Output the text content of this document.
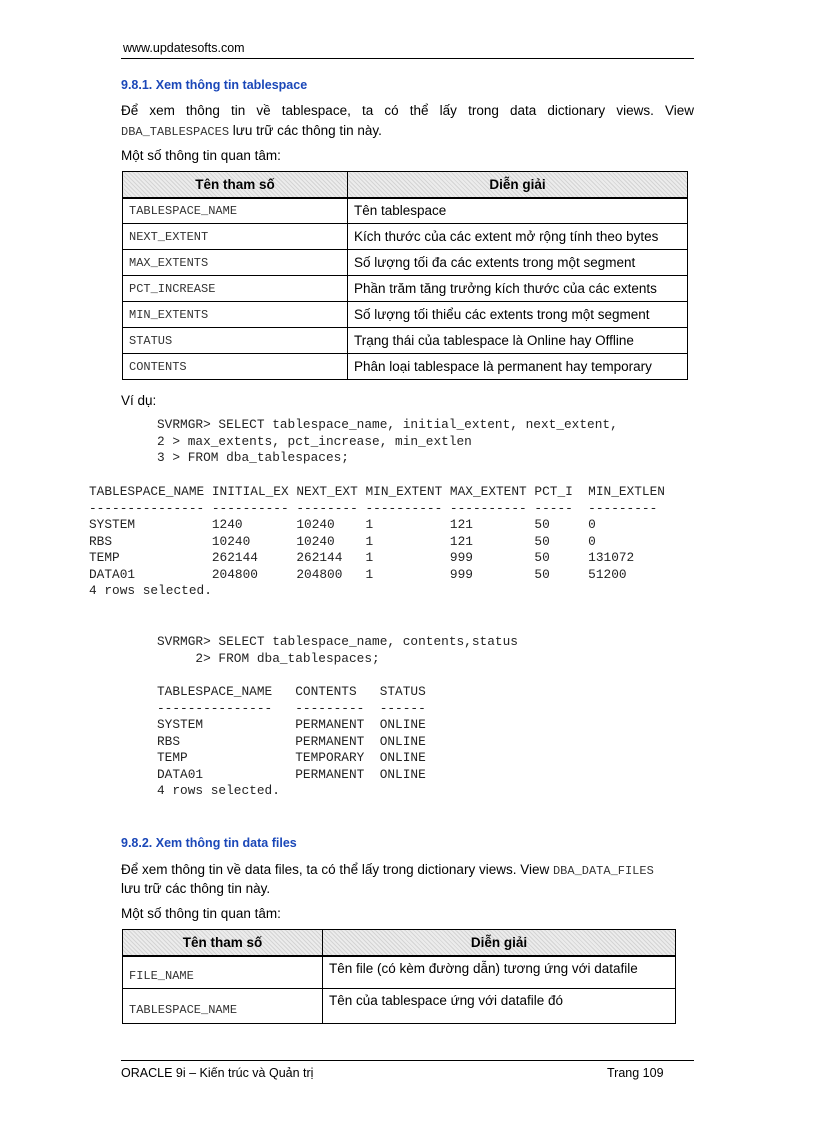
www.updatesofts.com
9.8.1. Xem thông tin tablespace
Để xem thông tin về tablespace, ta có thể lấy trong data dictionary views. View
DBA_TABLESPACES lưu trữ các thông tin này.
Một số thông tin quan tâm:
Tên tham số	Diễn giải
TABLESPACE_NAME	Tên tablespace
NEXT_EXTENT	Kích thước của các extent mở rộng tính theo bytes
MAX_EXTENTS	Số lượng tối đa các extents trong một segment
PCT_INCREASE	Phần trăm tăng trưởng kích thước của các extents
MIN_EXTENTS	Số lượng tối thiểu các extents trong một segment
STATUS	Trạng thái của tablespace là Online hay Offline
CONTENTS	Phân loại tablespace là permanent hay temporary
Ví dụ:
SVRMGR> SELECT tablespace_name, initial_extent, next_extent,
2 > max_extents, pct_increase, min_extlen
3 > FROM dba_tablespaces;
TABLESPACE_NAME INITIAL_EX NEXT_EXT MIN_EXTENT MAX_EXTENT PCT_I  MIN_EXTLEN
--------------- ---------- -------- ---------- ---------- -----  ---------
SYSTEM          1240       10240    1          121        50     0
RBS             10240      10240    1          121        50     0
TEMP            262144     262144   1          999        50     131072
DATA01          204800     204800   1          999        50     51200
4 rows selected.
SVRMGR> SELECT tablespace_name, contents,status
2> FROM dba_tablespaces;
TABLESPACE_NAME   CONTENTS   STATUS
---------------   ---------  ------
SYSTEM            PERMANENT  ONLINE
RBS               PERMANENT  ONLINE
TEMP              TEMPORARY  ONLINE
DATA01            PERMANENT  ONLINE
4 rows selected.
9.8.2. Xem thông tin data files
Để xem thông tin về data files, ta có thể lấy trong dictionary views. View DBA_DATA_FILES
lưu trữ các thông tin này.
Một số thông tin quan tâm:
Tên tham số	Diễn giải
FILE_NAME	Tên file (có kèm đường dẫn) tương ứng với datafile
TABLESPACE_NAME	Tên của tablespace ứng với datafile đó
ORACLE 9i – Kiến trúc và Quản trị	Trang 109
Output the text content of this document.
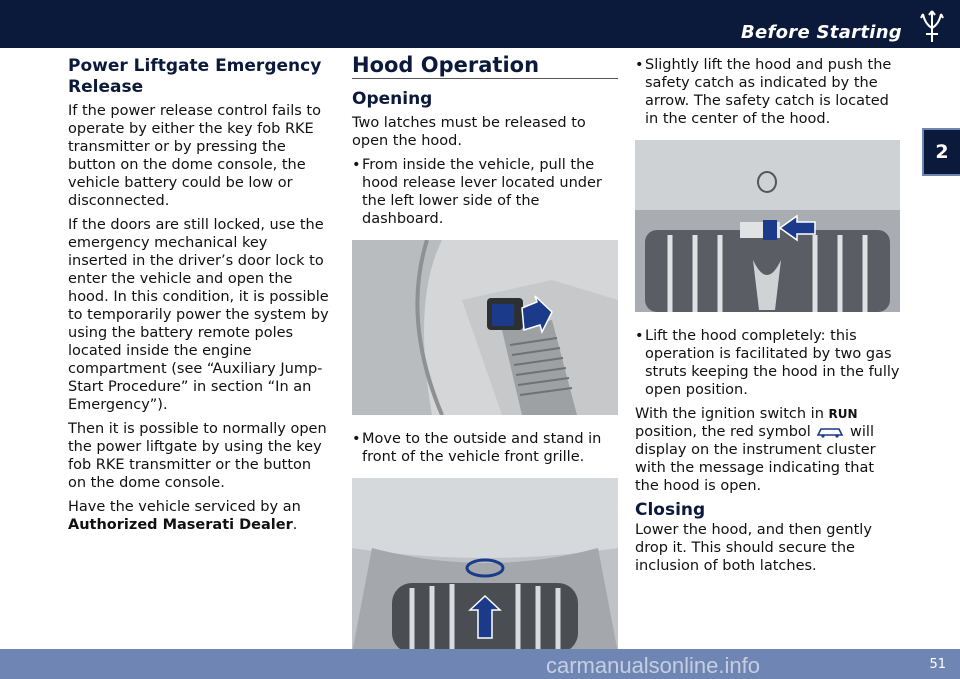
Before Starting
2
Power Liftgate Emergency Release

If the power release control fails to operate by either the key fob RKE transmitter or by pressing the button on the dome console, the vehicle battery could be low or disconnected.

If the doors are still locked, use the emergency mechanical key inserted in the driver’s door lock to enter the vehicle and open the hood. In this condition, it is possible to temporarily power the system by using the battery remote poles located inside the engine compartment (see “Auxiliary Jump-Start Procedure” in section “In an Emergency”).

Then it is possible to normally open the power liftgate by using the key fob RKE transmitter or the button on the dome console.

Have the vehicle serviced by an Authorized Maserati Dealer.

Hood Operation
Opening

Two latches must be released to open the hood.

•From inside the vehicle, pull the hood release lever located under the left lower side of the dashboard.

•Move to the outside and stand in front of the vehicle front grille.

•Slightly lift the hood and push the safety catch as indicated by the arrow. The safety catch is located in the center of the hood.

•Lift the hood completely: this operation is facilitated by two gas struts keeping the hood in the fully open position.

With the ignition switch in RUN position, the red symbol	will display on the instrument cluster with the message indicating that the hood is open.

Closing

Lower the hood, and then gently drop it. This should secure the inclusion of both latches.

carmanualsonline.info	51
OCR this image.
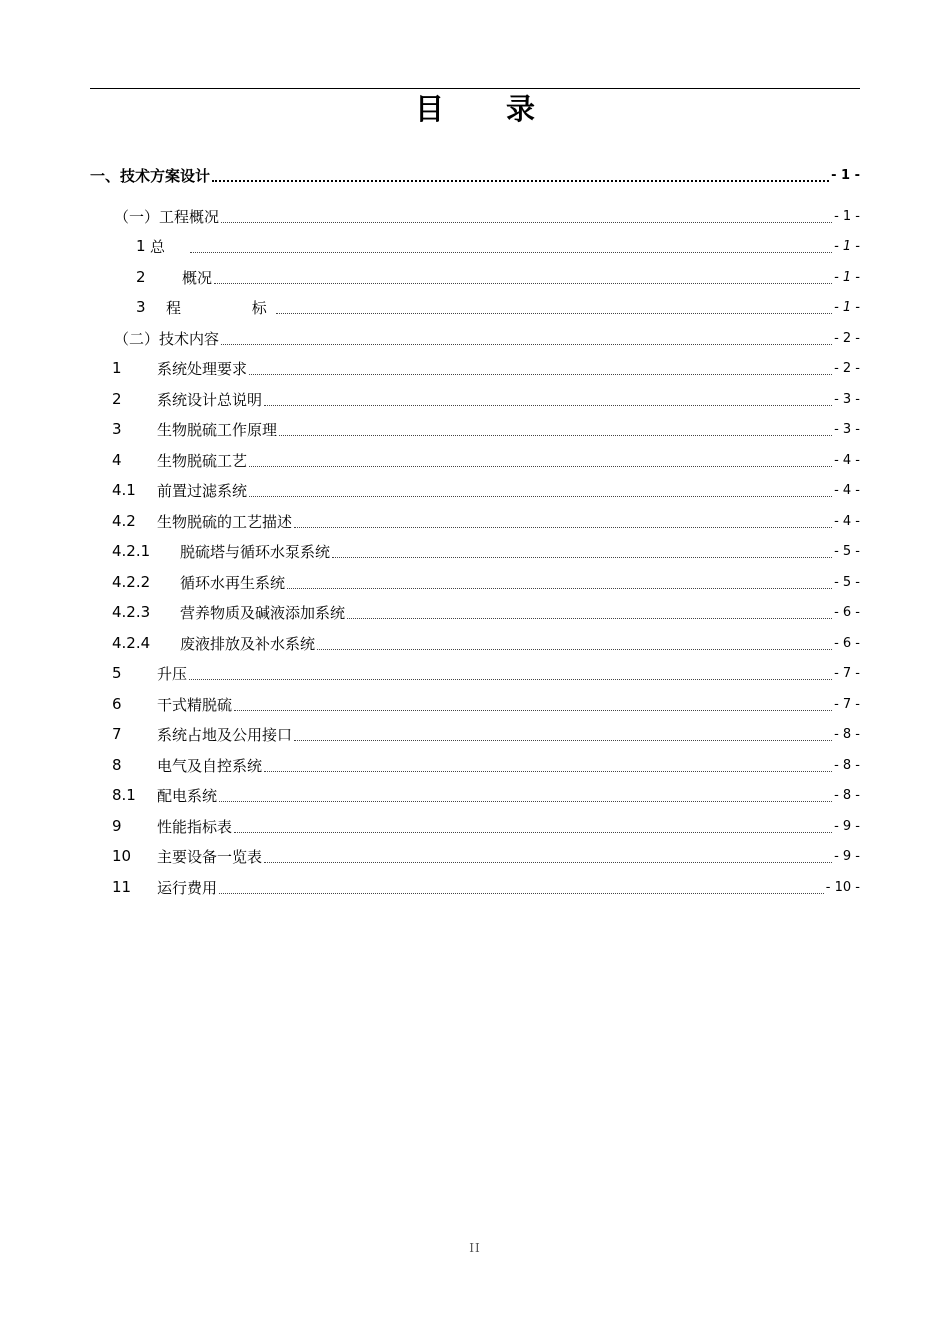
目 录
一、技术方案设计	- 1 -
（一）工程概况	- 1 -
1 总	- 1 -
2	概况	- 1 -
3	程 标	- 1 -
（二）技术内容	- 2 -
1	系统处理要求	- 2 -
2	系统设计总说明	- 3 -
3	生物脱硫工作原理	- 3 -
4	生物脱硫工艺	- 4 -
4.1	前置过滤系统	- 4 -
4.2	生物脱硫的工艺描述	- 4 -
4.2.1	脱硫塔与循环水泵系统	- 5 -
4.2.2	循环水再生系统	- 5 -
4.2.3	营养物质及碱液添加系统	- 6 -
4.2.4	废液排放及补水系统	- 6 -
5	升压	- 7 -
6	干式精脱硫	- 7 -
7	系统占地及公用接口	- 8 -
8	电气及自控系统	- 8 -
8.1	配电系统	- 8 -
9	性能指标表	- 9 -
10	主要设备一览表	- 9 -
11	运行费用	- 10 -
II
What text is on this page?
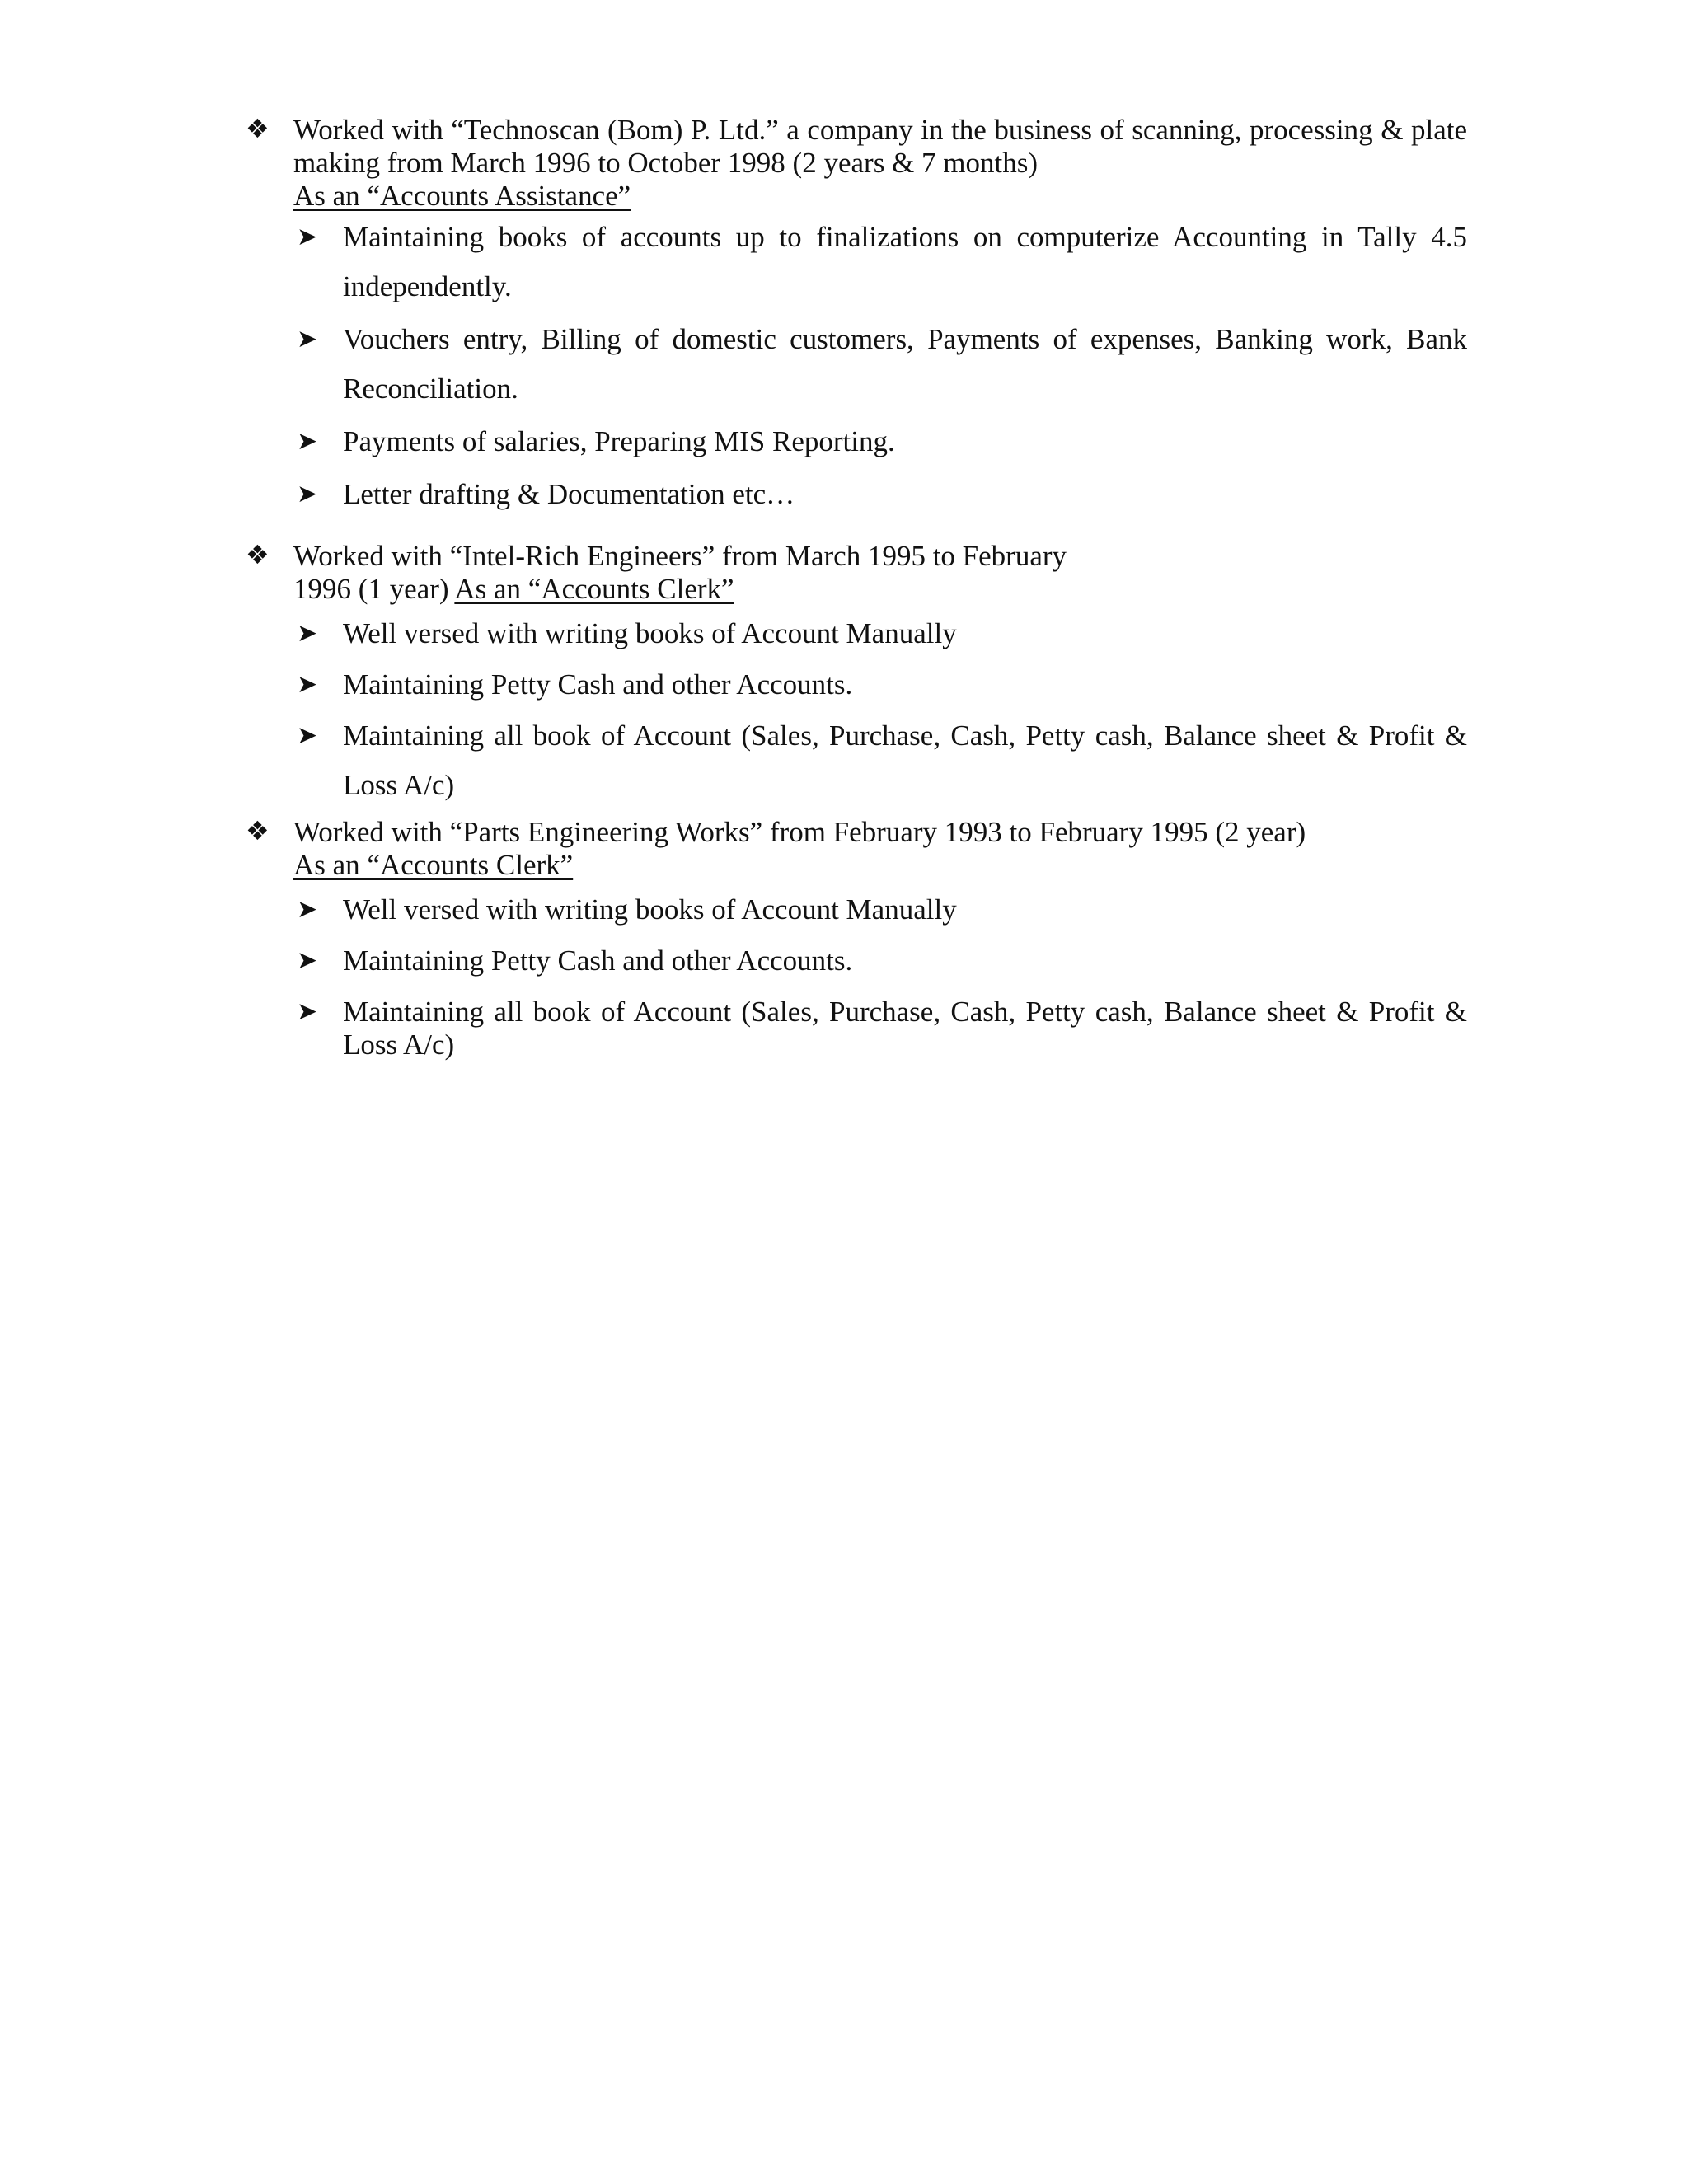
❖ Worked with “Technoscan (Bom) P. Ltd.” a company in the business of scanning, processing & plate making from March 1996 to October 1998 (2 years & 7 months)
As an “Accounts Assistance”
➤ Maintaining books of accounts up to finalizations on computerize Accounting in Tally 4.5 independently.
➤ Vouchers entry, Billing of domestic customers, Payments of expenses, Banking work, Bank Reconciliation.
➤ Payments of salaries, Preparing MIS Reporting.
➤ Letter drafting & Documentation etc…
❖ Worked with “Intel-Rich Engineers” from March 1995 to February
1996 (1 year) As an “Accounts Clerk”
➤ Well versed with writing books of Account Manually
➤ Maintaining Petty Cash and other Accounts.
➤ Maintaining all book of Account (Sales, Purchase, Cash, Petty cash, Balance sheet & Profit & Loss A/c)
❖ Worked with “Parts Engineering Works” from February 1993 to February 1995 (2 year)
As an “Accounts Clerk”
➤ Well versed with writing books of Account Manually
➤ Maintaining Petty Cash and other Accounts.
➤ Maintaining all book of Account (Sales, Purchase, Cash, Petty cash, Balance sheet & Profit & Loss A/c)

──────

# Request
Set down the material above as is, without any pictures.

# Answer to the problem
Output the text content of this document.
www.updatesofts.com
9.8.1. Xem thông tin tablespace
Để xem thông tin về tablespace, ta có thể lấy trong data dictionary views. View
DBA_TABLESPACES lưu trữ các thông tin này.
Một số thông tin quan tâm:
Tên tham số	Diễn giải
TABLESPACE_NAME	Tên tablespace
NEXT_EXTENT	Kích thước của các extent mở rộng tính theo bytes
MAX_EXTENTS	Số lượng tối đa các extents trong một segment
PCT_INCREASE	Phần trăm tăng trưởng kích thước của các extents
MIN_EXTENTS	Số lượng tối thiểu các extents trong một segment
STATUS	Trạng thái của tablespace là Online hay Offline
CONTENTS	Phân loại tablespace là permanent hay temporary
Ví dụ:
SVRMGR> SELECT tablespace_name, initial_extent, next_extent,
2 > max_extents, pct_increase, min_extlen
3 > FROM dba_tablespaces;
TABLESPACE_NAME INITIAL_EX NEXT_EXT MIN_EXTENT MAX_EXTENT PCT_I  MIN_EXTLEN
--------------- ---------- -------- ---------- ---------- -----  ---------
SYSTEM          1240       10240    1          121        50     0
RBS             10240      10240    1          121        50     0
TEMP            262144     262144   1          999        50     131072
DATA01          204800     204800   1          999        50     51200
4 rows selected.
SVRMGR> SELECT tablespace_name, contents,status
2> FROM dba_tablespaces;
TABLESPACE_NAME   CONTENTS   STATUS
---------------   ---------  ------
SYSTEM            PERMANENT  ONLINE
RBS               PERMANENT  ONLINE
TEMP              TEMPORARY  ONLINE
DATA01            PERMANENT  ONLINE
4 rows selected.
9.8.2. Xem thông tin data files
Để xem thông tin về data files, ta có thể lấy trong dictionary views. View DBA_DATA_FILES
lưu trữ các thông tin này.
Một số thông tin quan tâm:
Tên tham số	Diễn giải
FILE_NAME	Tên file (có kèm đường dẫn) tương ứng với datafile
TABLESPACE_NAME	Tên của tablespace ứng với datafile đó
ORACLE 9i – Kiến trúc và Quản trị	Trang 109
Output the text content of this document.
Before Starting
2
Power Liftgate Emergency Release

If the power release control fails to operate by either the key fob RKE transmitter or by pressing the button on the dome console, the vehicle battery could be low or disconnected.

If the doors are still locked, use the emergency mechanical key inserted in the driver’s door lock to enter the vehicle and open the hood. In this condition, it is possible to temporarily power the system by using the battery remote poles located inside the engine compartment (see “Auxiliary Jump-Start Procedure” in section “In an Emergency”).

Then it is possible to normally open the power liftgate by using the key fob RKE transmitter or the button on the dome console.

Have the vehicle serviced by an Authorized Maserati Dealer.

Hood Operation
Opening

Two latches must be released to open the hood.

•From inside the vehicle, pull the hood release lever located under the left lower side of the dashboard.

•Move to the outside and stand in front of the vehicle front grille.

•Slightly lift the hood and push the safety catch as indicated by the arrow. The safety catch is located in the center of the hood.

•Lift the hood completely: this operation is facilitated by two gas struts keeping the hood in the fully open position.

With the ignition switch in RUN position, the red symbol	will display on the instrument cluster with the message indicating that the hood is open.

Closing

Lower the hood, and then gently drop it. This should secure the inclusion of both latches.

carmanualsonline.info	51
OCR this image.
目 录
一、技术方案设计	- 1 -
（一）工程概况	- 1 -
1 总	- 1 -
2	概况	- 1 -
3	程 标	- 1 -
（二）技术内容	- 2 -
1	系统处理要求	- 2 -
2	系统设计总说明	- 3 -
3	生物脱硫工作原理	- 3 -
4	生物脱硫工艺	- 4 -
4.1	前置过滤系统	- 4 -
4.2	生物脱硫的工艺描述	- 4 -
4.2.1	脱硫塔与循环水泵系统	- 5 -
4.2.2	循环水再生系统	- 5 -
4.2.3	营养物质及碱液添加系统	- 6 -
4.2.4	废液排放及补水系统	- 6 -
5	升压	- 7 -
6	干式精脱硫	- 7 -
7	系统占地及公用接口	- 8 -
8	电气及自控系统	- 8 -
8.1	配电系统	- 8 -
9	性能指标表	- 9 -
10	主要设备一览表	- 9 -
11	运行费用	- 10 -
II
What text is on this page?
❖ Worked with “Technoscan (Bom) P. Ltd.” a company in the business of scanning, processing & plate making from March 1996 to October 1998 (2 years & 7 months)
As an “Accounts Assistance”
➤ Maintaining books of accounts up to finalizations on computerize Accounting in Tally 4.5 independently.
➤ Vouchers entry, Billing of domestic customers, Payments of expenses, Banking work, Bank Reconciliation.
➤ Payments of salaries, Preparing MIS Reporting.
➤ Letter drafting & Documentation etc…
❖ Worked with “Intel-Rich Engineers” from March 1995 to February
1996 (1 year) As an “Accounts Clerk”
➤ Well versed with writing books of Account Manually
➤ Maintaining Petty Cash and other Accounts.
➤ Maintaining all book of Account (Sales, Purchase, Cash, Petty cash, Balance sheet & Profit & Loss A/c)
❖ Worked with “Parts Engineering Works” from February 1993 to February 1995 (2 year)
As an “Accounts Clerk”
➤ Well versed with writing books of Account Manually
➤ Maintaining Petty Cash and other Accounts.
➤ Maintaining all book of Account (Sales, Purchase, Cash, Petty cash, Balance sheet & Profit & Loss A/c)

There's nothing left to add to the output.